Raw data =>
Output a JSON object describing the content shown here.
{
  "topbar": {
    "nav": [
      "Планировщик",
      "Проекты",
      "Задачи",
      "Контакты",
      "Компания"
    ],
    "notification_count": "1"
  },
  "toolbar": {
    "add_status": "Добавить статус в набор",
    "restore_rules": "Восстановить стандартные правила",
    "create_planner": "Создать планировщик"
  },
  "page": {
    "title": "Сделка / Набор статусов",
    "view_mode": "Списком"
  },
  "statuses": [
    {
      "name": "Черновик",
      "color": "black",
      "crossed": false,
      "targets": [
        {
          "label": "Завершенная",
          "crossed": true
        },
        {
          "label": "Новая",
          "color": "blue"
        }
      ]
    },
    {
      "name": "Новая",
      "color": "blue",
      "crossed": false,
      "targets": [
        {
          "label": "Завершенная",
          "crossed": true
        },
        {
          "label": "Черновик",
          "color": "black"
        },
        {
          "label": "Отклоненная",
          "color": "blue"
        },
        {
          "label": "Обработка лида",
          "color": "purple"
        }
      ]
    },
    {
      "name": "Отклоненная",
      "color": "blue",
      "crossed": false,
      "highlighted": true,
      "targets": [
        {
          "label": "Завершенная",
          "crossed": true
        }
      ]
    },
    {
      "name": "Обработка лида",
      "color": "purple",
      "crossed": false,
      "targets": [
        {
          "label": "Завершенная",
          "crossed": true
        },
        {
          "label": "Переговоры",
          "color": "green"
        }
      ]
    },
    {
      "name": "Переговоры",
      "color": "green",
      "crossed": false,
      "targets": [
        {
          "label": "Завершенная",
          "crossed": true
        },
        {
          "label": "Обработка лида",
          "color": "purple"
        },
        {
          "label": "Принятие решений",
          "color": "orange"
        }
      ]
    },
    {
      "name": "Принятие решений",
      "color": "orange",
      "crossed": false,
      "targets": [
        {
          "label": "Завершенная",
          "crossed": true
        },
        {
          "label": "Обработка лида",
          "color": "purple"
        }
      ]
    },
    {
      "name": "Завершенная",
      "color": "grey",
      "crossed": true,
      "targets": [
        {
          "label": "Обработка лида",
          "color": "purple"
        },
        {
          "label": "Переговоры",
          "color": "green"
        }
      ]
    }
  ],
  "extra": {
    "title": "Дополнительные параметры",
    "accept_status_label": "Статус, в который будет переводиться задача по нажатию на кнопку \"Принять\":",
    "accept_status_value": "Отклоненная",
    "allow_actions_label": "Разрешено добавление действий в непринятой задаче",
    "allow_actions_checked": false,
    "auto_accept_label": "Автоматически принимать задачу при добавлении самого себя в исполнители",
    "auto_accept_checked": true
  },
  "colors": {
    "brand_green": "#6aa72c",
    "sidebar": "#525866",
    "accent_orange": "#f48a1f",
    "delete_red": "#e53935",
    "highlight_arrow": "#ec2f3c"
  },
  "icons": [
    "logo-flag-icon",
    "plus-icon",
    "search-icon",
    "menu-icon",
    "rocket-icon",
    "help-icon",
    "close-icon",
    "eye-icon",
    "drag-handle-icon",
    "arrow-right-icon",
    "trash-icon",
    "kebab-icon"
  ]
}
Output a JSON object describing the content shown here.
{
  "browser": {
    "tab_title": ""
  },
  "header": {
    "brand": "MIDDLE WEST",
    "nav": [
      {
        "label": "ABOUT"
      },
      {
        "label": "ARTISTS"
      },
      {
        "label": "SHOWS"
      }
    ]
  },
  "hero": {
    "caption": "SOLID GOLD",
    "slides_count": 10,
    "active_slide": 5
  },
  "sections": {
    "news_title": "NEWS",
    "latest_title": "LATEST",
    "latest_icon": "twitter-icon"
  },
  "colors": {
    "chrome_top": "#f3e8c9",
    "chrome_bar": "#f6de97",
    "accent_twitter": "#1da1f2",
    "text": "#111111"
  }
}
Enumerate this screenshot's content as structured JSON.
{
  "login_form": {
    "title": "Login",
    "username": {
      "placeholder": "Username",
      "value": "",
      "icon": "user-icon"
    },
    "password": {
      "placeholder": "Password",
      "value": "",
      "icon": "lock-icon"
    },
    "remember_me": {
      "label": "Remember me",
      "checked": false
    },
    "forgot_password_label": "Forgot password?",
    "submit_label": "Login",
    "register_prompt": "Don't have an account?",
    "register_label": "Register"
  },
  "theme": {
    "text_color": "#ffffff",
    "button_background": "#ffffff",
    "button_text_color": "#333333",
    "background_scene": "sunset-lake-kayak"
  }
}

Given task =>
Your task is to print all of the records exactly.

Answer to the exercise =>
Output a JSON object describing the content shown here.
{
  "topbar": {
    "nav": [
      "Планировщик",
      "Проекты",
      "Задачи",
      "Контакты",
      "Компания"
    ],
    "notification_count": "1"
  },
  "toolbar": {
    "add_status": "Добавить статус в набор",
    "restore_rules": "Восстановить стандартные правила",
    "create_planner": "Создать планировщик"
  },
  "page": {
    "title": "Сделка / Набор статусов",
    "view_mode": "Списком"
  },
  "statuses": [
    {
      "name": "Черновик",
      "color": "black",
      "crossed": false,
      "targets": [
        {
          "label": "Завершенная",
          "crossed": true
        },
        {
          "label": "Новая",
          "color": "blue"
        }
      ]
    },
    {
      "name": "Новая",
      "color": "blue",
      "crossed": false,
      "targets": [
        {
          "label": "Завершенная",
          "crossed": true
        },
        {
          "label": "Черновик",
          "color": "black"
        },
        {
          "label": "Отклоненная",
          "color": "blue"
        },
        {
          "label": "Обработка лида",
          "color": "purple"
        }
      ]
    },
    {
      "name": "Отклоненная",
      "color": "blue",
      "crossed": false,
      "highlighted": true,
      "targets": [
        {
          "label": "Завершенная",
          "crossed": true
        }
      ]
    },
    {
      "name": "Обработка лида",
      "color": "purple",
      "crossed": false,
      "targets": [
        {
          "label": "Завершенная",
          "crossed": true
        },
        {
          "label": "Переговоры",
          "color": "green"
        }
      ]
    },
    {
      "name": "Переговоры",
      "color": "green",
      "crossed": false,
      "targets": [
        {
          "label": "Завершенная",
          "crossed": true
        },
        {
          "label": "Обработка лида",
          "color": "purple"
        },
        {
          "label": "Принятие решений",
          "color": "orange"
        }
      ]
    },
    {
      "name": "Принятие решений",
      "color": "orange",
      "crossed": false,
      "targets": [
        {
          "label": "Завершенная",
          "crossed": true
        },
        {
          "label": "Обработка лида",
          "color": "purple"
        }
      ]
    },
    {
      "name": "Завершенная",
      "color": "grey",
      "crossed": true,
      "targets": [
        {
          "label": "Обработка лида",
          "color": "purple"
        },
        {
          "label": "Переговоры",
          "color": "green"
        }
      ]
    }
  ],
  "extra": {
    "title": "Дополнительные параметры",
    "accept_status_label": "Статус, в который будет переводиться задача по нажатию на кнопку \"Принять\":",
    "accept_status_value": "Отклоненная",
    "allow_actions_label": "Разрешено добавление действий в непринятой задаче",
    "allow_actions_checked": false,
    "auto_accept_label": "Автоматически принимать задачу при добавлении самого себя в исполнители",
    "auto_accept_checked": true
  },
  "colors": {
    "brand_green": "#6aa72c",
    "sidebar": "#525866",
    "accent_orange": "#f48a1f",
    "delete_red": "#e53935",
    "highlight_arrow": "#ec2f3c"
  },
  "icons": [
    "logo-flag-icon",
    "plus-icon",
    "search-icon",
    "menu-icon",
    "rocket-icon",
    "help-icon",
    "close-icon",
    "eye-icon",
    "drag-handle-icon",
    "arrow-right-icon",
    "trash-icon",
    "kebab-icon"
  ]
}
Output a JSON object describing the content shown here.
{
  "browser": {
    "tab_title": ""
  },
  "header": {
    "brand": "MIDDLE WEST",
    "nav": [
      {
        "label": "ABOUT"
      },
      {
        "label": "ARTISTS"
      },
      {
        "label": "SHOWS"
      }
    ]
  },
  "hero": {
    "caption": "SOLID GOLD",
    "slides_count": 10,
    "active_slide": 5
  },
  "sections": {
    "news_title": "NEWS",
    "latest_title": "LATEST",
    "latest_icon": "twitter-icon"
  },
  "colors": {
    "chrome_top": "#f3e8c9",
    "chrome_bar": "#f6de97",
    "accent_twitter": "#1da1f2",
    "text": "#111111"
  }
}
Enumerate this screenshot's content as structured JSON.
{
  "login_form": {
    "title": "Login",
    "username": {
      "placeholder": "Username",
      "value": "",
      "icon": "user-icon"
    },
    "password": {
      "placeholder": "Password",
      "value": "",
      "icon": "lock-icon"
    },
    "remember_me": {
      "label": "Remember me",
      "checked": false
    },
    "forgot_password_label": "Forgot password?",
    "submit_label": "Login",
    "register_prompt": "Don't have an account?",
    "register_label": "Register"
  },
  "theme": {
    "text_color": "#ffffff",
    "button_background": "#ffffff",
    "button_text_color": "#333333",
    "background_scene": "sunset-lake-kayak"
  }
}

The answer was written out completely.